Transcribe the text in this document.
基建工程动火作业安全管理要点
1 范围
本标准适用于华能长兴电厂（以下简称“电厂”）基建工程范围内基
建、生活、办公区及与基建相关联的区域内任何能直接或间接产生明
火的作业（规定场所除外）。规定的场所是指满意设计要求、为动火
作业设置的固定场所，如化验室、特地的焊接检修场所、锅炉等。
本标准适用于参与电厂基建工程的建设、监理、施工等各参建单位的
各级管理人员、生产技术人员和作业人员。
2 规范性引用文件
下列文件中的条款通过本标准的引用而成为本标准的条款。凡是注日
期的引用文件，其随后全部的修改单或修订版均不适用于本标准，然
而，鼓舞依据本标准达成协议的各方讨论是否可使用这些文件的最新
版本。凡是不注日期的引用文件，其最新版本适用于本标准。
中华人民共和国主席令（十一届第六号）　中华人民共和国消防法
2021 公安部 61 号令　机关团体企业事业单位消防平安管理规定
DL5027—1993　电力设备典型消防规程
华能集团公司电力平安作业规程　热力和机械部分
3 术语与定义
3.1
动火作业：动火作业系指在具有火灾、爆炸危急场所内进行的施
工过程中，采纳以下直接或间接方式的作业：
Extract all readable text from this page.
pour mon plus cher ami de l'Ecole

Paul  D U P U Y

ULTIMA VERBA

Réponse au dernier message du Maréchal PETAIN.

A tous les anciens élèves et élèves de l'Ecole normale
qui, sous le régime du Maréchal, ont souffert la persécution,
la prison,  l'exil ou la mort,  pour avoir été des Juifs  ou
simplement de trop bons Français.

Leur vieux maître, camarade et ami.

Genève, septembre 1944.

____

Take each line containing the string "pour" and copy it out.

Output for this exercise —
pour mon plus cher ami de l'Ecole
la prison,  l'exil ou la mort,  pour avoir été des Juifs  ou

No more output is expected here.